> [TO BE DONE]: Copy all the material that follows, keeping every character the same.

Rows from a dataset:
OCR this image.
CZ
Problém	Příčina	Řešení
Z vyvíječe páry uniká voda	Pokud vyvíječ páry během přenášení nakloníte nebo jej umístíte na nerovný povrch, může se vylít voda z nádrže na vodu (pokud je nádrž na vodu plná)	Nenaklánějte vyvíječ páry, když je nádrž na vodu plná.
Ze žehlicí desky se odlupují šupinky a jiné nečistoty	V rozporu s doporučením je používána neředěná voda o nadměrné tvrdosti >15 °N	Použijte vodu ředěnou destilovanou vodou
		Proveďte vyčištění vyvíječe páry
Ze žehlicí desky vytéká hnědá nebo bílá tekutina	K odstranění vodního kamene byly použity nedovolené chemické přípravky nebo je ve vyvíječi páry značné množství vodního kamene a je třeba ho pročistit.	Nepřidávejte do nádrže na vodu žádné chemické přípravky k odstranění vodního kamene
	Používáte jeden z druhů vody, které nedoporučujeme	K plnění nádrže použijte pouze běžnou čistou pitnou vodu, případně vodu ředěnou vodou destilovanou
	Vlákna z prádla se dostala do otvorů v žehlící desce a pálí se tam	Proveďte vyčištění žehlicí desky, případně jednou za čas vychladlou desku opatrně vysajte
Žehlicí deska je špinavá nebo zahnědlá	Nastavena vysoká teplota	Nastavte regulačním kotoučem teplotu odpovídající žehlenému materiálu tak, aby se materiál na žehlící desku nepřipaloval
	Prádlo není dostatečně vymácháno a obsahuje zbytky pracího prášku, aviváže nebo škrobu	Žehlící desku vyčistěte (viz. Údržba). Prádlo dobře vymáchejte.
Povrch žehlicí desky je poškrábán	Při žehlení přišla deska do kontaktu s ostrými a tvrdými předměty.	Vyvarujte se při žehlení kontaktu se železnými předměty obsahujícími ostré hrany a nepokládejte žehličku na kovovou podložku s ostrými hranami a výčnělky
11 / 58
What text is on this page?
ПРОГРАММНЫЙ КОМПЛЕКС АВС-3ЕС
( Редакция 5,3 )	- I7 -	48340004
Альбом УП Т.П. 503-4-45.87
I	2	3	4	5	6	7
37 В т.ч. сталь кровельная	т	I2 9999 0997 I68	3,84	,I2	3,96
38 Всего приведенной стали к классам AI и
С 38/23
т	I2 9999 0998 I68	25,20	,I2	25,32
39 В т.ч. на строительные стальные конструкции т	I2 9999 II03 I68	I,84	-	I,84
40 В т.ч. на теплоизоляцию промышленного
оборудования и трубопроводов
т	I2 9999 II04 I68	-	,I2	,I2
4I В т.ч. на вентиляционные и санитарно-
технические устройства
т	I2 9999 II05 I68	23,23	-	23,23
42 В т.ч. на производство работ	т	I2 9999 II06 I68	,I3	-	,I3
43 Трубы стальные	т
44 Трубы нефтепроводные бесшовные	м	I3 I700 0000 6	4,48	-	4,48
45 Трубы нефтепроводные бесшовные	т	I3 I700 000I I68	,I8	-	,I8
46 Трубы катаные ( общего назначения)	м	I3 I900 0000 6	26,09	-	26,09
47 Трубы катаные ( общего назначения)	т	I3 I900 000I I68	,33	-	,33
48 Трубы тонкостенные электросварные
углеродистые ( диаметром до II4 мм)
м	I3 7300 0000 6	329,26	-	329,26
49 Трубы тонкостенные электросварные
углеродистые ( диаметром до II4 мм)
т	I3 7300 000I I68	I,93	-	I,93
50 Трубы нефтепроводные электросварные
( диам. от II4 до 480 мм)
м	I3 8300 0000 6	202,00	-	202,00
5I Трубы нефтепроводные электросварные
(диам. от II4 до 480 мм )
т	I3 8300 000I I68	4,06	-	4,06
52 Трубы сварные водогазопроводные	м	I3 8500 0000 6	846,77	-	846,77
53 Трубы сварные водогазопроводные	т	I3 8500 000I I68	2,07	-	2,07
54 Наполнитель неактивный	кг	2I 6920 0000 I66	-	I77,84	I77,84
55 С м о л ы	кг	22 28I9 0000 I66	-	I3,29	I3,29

> [OUTPUT FOR THIS TASK]:
OCR this image.
CZ
Problém	Příčina	Řešení
Z vyvíječe páry uniká voda	Pokud vyvíječ páry během přenášení nakloníte nebo jej umístíte na nerovný povrch, může se vylít voda z nádrže na vodu (pokud je nádrž na vodu plná)	Nenaklánějte vyvíječ páry, když je nádrž na vodu plná.
Ze žehlicí desky se odlupují šupinky a jiné nečistoty	V rozporu s doporučením je používána neředěná voda o nadměrné tvrdosti >15 °N	Použijte vodu ředěnou destilovanou vodou
		Proveďte vyčištění vyvíječe páry
Ze žehlicí desky vytéká hnědá nebo bílá tekutina	K odstranění vodního kamene byly použity nedovolené chemické přípravky nebo je ve vyvíječi páry značné množství vodního kamene a je třeba ho pročistit.	Nepřidávejte do nádrže na vodu žádné chemické přípravky k odstranění vodního kamene
	Používáte jeden z druhů vody, které nedoporučujeme	K plnění nádrže použijte pouze běžnou čistou pitnou vodu, případně vodu ředěnou vodou destilovanou
	Vlákna z prádla se dostala do otvorů v žehlící desce a pálí se tam	Proveďte vyčištění žehlicí desky, případně jednou za čas vychladlou desku opatrně vysajte
Žehlicí deska je špinavá nebo zahnědlá	Nastavena vysoká teplota	Nastavte regulačním kotoučem teplotu odpovídající žehlenému materiálu tak, aby se materiál na žehlící desku nepřipaloval
	Prádlo není dostatečně vymácháno a obsahuje zbytky pracího prášku, aviváže nebo škrobu	Žehlící desku vyčistěte (viz. Údržba). Prádlo dobře vymáchejte.
Povrch žehlicí desky je poškrábán	Při žehlení přišla deska do kontaktu s ostrými a tvrdými předměty.	Vyvarujte se při žehlení kontaktu se železnými předměty obsahujícími ostré hrany a nepokládejte žehličku na kovovou podložku s ostrými hranami a výčnělky
11 / 58
What text is on this page?
ПРОГРАММНЫЙ КОМПЛЕКС АВС-3ЕС
( Редакция 5,3 )	- I7 -	48340004
Альбом УП Т.П. 503-4-45.87
I	2	3	4	5	6	7
37 В т.ч. сталь кровельная	т	I2 9999 0997 I68	3,84	,I2	3,96
38 Всего приведенной стали к классам AI и
С 38/23
т	I2 9999 0998 I68	25,20	,I2	25,32
39 В т.ч. на строительные стальные конструкции т	I2 9999 II03 I68	I,84	-	I,84
40 В т.ч. на теплоизоляцию промышленного
оборудования и трубопроводов
т	I2 9999 II04 I68	-	,I2	,I2
4I В т.ч. на вентиляционные и санитарно-
технические устройства
т	I2 9999 II05 I68	23,23	-	23,23
42 В т.ч. на производство работ	т	I2 9999 II06 I68	,I3	-	,I3
43 Трубы стальные	т
44 Трубы нефтепроводные бесшовные	м	I3 I700 0000 6	4,48	-	4,48
45 Трубы нефтепроводные бесшовные	т	I3 I700 000I I68	,I8	-	,I8
46 Трубы катаные ( общего назначения)	м	I3 I900 0000 6	26,09	-	26,09
47 Трубы катаные ( общего назначения)	т	I3 I900 000I I68	,33	-	,33
48 Трубы тонкостенные электросварные
углеродистые ( диаметром до II4 мм)
м	I3 7300 0000 6	329,26	-	329,26
49 Трубы тонкостенные электросварные
углеродистые ( диаметром до II4 мм)
т	I3 7300 000I I68	I,93	-	I,93
50 Трубы нефтепроводные электросварные
( диам. от II4 до 480 мм)
м	I3 8300 0000 6	202,00	-	202,00
5I Трубы нефтепроводные электросварные
(диам. от II4 до 480 мм )
т	I3 8300 000I I68	4,06	-	4,06
52 Трубы сварные водогазопроводные	м	I3 8500 0000 6	846,77	-	846,77
53 Трубы сварные водогазопроводные	т	I3 8500 000I I68	2,07	-	2,07
54 Наполнитель неактивный	кг	2I 6920 0000 I66	-	I77,84	I77,84
55 С м о л ы	кг	22 28I9 0000 I66	-	I3,29	I3,29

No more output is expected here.